──────── DATA ENTRIES

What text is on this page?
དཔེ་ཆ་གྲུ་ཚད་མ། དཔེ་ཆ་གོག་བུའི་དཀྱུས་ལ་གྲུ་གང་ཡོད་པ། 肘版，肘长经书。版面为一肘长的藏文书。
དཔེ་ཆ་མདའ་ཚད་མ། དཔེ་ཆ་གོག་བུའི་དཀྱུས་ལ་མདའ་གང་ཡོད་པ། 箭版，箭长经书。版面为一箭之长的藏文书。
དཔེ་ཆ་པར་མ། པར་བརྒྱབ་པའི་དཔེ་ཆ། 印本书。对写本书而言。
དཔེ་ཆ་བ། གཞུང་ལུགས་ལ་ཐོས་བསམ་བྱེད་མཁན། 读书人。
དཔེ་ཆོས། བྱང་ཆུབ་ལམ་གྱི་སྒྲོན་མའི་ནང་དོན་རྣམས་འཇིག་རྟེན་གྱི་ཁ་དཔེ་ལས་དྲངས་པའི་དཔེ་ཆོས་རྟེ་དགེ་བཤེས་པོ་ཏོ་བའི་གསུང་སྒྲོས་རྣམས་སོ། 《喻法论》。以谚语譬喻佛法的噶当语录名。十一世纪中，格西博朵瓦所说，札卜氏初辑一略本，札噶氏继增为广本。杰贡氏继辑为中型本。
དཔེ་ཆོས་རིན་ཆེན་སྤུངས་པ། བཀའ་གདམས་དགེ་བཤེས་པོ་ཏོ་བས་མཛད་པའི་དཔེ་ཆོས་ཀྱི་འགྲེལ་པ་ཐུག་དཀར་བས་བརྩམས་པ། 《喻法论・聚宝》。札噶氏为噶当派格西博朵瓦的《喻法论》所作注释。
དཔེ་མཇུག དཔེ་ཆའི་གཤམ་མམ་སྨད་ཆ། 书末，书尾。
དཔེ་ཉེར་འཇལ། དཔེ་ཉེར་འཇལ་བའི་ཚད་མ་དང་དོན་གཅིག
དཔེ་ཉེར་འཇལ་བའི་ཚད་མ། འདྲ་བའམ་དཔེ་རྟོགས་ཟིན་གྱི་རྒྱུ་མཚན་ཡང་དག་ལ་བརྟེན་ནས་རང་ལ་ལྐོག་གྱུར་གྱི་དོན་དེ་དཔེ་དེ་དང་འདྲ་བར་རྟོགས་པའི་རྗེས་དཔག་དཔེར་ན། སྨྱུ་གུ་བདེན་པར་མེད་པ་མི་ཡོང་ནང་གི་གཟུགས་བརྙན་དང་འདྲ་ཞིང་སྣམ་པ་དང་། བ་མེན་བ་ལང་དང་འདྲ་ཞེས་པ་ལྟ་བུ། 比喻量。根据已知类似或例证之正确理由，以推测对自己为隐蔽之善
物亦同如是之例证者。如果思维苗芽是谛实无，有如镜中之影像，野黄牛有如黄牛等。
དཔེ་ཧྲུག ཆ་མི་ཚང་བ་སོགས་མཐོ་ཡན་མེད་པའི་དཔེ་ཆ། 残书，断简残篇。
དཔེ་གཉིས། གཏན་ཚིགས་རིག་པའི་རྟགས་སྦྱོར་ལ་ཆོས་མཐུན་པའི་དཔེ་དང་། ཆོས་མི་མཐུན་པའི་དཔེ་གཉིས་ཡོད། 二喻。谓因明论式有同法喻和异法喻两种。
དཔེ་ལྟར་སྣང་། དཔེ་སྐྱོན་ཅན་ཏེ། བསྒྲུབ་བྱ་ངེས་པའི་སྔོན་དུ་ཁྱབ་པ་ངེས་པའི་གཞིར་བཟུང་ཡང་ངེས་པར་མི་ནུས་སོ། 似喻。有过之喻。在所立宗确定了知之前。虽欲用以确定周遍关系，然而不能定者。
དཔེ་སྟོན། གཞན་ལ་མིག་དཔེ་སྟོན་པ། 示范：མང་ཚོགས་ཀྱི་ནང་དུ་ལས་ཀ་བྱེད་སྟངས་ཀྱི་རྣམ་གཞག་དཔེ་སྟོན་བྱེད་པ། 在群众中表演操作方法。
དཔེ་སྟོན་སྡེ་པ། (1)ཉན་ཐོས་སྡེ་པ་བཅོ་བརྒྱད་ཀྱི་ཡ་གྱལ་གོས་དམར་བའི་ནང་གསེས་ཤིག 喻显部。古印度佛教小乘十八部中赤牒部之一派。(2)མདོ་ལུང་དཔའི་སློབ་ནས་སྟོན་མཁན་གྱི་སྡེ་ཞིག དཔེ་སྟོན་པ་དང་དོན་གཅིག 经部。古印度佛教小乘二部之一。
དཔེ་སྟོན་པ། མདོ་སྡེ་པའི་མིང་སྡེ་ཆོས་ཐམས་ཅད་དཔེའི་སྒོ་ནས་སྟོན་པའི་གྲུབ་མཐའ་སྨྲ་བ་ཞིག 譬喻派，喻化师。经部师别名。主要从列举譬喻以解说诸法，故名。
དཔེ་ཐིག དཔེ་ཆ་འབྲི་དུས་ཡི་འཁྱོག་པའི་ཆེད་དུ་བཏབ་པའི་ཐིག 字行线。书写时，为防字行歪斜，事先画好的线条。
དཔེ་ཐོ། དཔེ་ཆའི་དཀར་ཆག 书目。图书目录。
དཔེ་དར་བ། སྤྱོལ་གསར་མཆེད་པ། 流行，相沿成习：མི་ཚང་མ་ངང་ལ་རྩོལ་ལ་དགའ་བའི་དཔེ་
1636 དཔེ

────────────────

Reproduce the material above, every line of it, exactly.

SOLUTION:
What text is on this page?
དཔེ་ཆ་གྲུ་ཚད་མ། དཔེ་ཆ་གོག་བུའི་དཀྱུས་ལ་གྲུ་གང་ཡོད་པ། 肘版，肘长经书。版面为一肘长的藏文书。
དཔེ་ཆ་མདའ་ཚད་མ། དཔེ་ཆ་གོག་བུའི་དཀྱུས་ལ་མདའ་གང་ཡོད་པ། 箭版，箭长经书。版面为一箭之长的藏文书。
དཔེ་ཆ་པར་མ། པར་བརྒྱབ་པའི་དཔེ་ཆ། 印本书。对写本书而言。
དཔེ་ཆ་བ། གཞུང་ལུགས་ལ་ཐོས་བསམ་བྱེད་མཁན། 读书人。
དཔེ་ཆོས། བྱང་ཆུབ་ལམ་གྱི་སྒྲོན་མའི་ནང་དོན་རྣམས་འཇིག་རྟེན་གྱི་ཁ་དཔེ་ལས་དྲངས་པའི་དཔེ་ཆོས་རྟེ་དགེ་བཤེས་པོ་ཏོ་བའི་གསུང་སྒྲོས་རྣམས་སོ། 《喻法论》。以谚语譬喻佛法的噶当语录名。十一世纪中，格西博朵瓦所说，札卜氏初辑一略本，札噶氏继增为广本。杰贡氏继辑为中型本。
དཔེ་ཆོས་རིན་ཆེན་སྤུངས་པ། བཀའ་གདམས་དགེ་བཤེས་པོ་ཏོ་བས་མཛད་པའི་དཔེ་ཆོས་ཀྱི་འགྲེལ་པ་ཐུག་དཀར་བས་བརྩམས་པ། 《喻法论・聚宝》。札噶氏为噶当派格西博朵瓦的《喻法论》所作注释。
དཔེ་མཇུག དཔེ་ཆའི་གཤམ་མམ་སྨད་ཆ། 书末，书尾。
དཔེ་ཉེར་འཇལ། དཔེ་ཉེར་འཇལ་བའི་ཚད་མ་དང་དོན་གཅིག
དཔེ་ཉེར་འཇལ་བའི་ཚད་མ། འདྲ་བའམ་དཔེ་རྟོགས་ཟིན་གྱི་རྒྱུ་མཚན་ཡང་དག་ལ་བརྟེན་ནས་རང་ལ་ལྐོག་གྱུར་གྱི་དོན་དེ་དཔེ་དེ་དང་འདྲ་བར་རྟོགས་པའི་རྗེས་དཔག་དཔེར་ན། སྨྱུ་གུ་བདེན་པར་མེད་པ་མི་ཡོང་ནང་གི་གཟུགས་བརྙན་དང་འདྲ་ཞིང་སྣམ་པ་དང་། བ་མེན་བ་ལང་དང་འདྲ་ཞེས་པ་ལྟ་བུ། 比喻量。根据已知类似或例证之正确理由，以推测对自己为隐蔽之善
物亦同如是之例证者。如果思维苗芽是谛实无，有如镜中之影像，野黄牛有如黄牛等。
དཔེ་ཧྲུག ཆ་མི་ཚང་བ་སོགས་མཐོ་ཡན་མེད་པའི་དཔེ་ཆ། 残书，断简残篇。
དཔེ་གཉིས། གཏན་ཚིགས་རིག་པའི་རྟགས་སྦྱོར་ལ་ཆོས་མཐུན་པའི་དཔེ་དང་། ཆོས་མི་མཐུན་པའི་དཔེ་གཉིས་ཡོད། 二喻。谓因明论式有同法喻和异法喻两种。
དཔེ་ལྟར་སྣང་། དཔེ་སྐྱོན་ཅན་ཏེ། བསྒྲུབ་བྱ་ངེས་པའི་སྔོན་དུ་ཁྱབ་པ་ངེས་པའི་གཞིར་བཟུང་ཡང་ངེས་པར་མི་ནུས་སོ། 似喻。有过之喻。在所立宗确定了知之前。虽欲用以确定周遍关系，然而不能定者。
དཔེ་སྟོན། གཞན་ལ་མིག་དཔེ་སྟོན་པ། 示范：མང་ཚོགས་ཀྱི་ནང་དུ་ལས་ཀ་བྱེད་སྟངས་ཀྱི་རྣམ་གཞག་དཔེ་སྟོན་བྱེད་པ། 在群众中表演操作方法。
དཔེ་སྟོན་སྡེ་པ། (1)ཉན་ཐོས་སྡེ་པ་བཅོ་བརྒྱད་ཀྱི་ཡ་གྱལ་གོས་དམར་བའི་ནང་གསེས་ཤིག 喻显部。古印度佛教小乘十八部中赤牒部之一派。(2)མདོ་ལུང་དཔའི་སློབ་ནས་སྟོན་མཁན་གྱི་སྡེ་ཞིག དཔེ་སྟོན་པ་དང་དོན་གཅིག 经部。古印度佛教小乘二部之一。
དཔེ་སྟོན་པ། མདོ་སྡེ་པའི་མིང་སྡེ་ཆོས་ཐམས་ཅད་དཔེའི་སྒོ་ནས་སྟོན་པའི་གྲུབ་མཐའ་སྨྲ་བ་ཞིག 譬喻派，喻化师。经部师别名。主要从列举譬喻以解说诸法，故名。
དཔེ་ཐིག དཔེ་ཆ་འབྲི་དུས་ཡི་འཁྱོག་པའི་ཆེད་དུ་བཏབ་པའི་ཐིག 字行线。书写时，为防字行歪斜，事先画好的线条。
དཔེ་ཐོ། དཔེ་ཆའི་དཀར་ཆག 书目。图书目录。
དཔེ་དར་བ། སྤྱོལ་གསར་མཆེད་པ། 流行，相沿成习：མི་ཚང་མ་ངང་ལ་རྩོལ་ལ་དགའ་བའི་དཔེ་
1636 དཔེ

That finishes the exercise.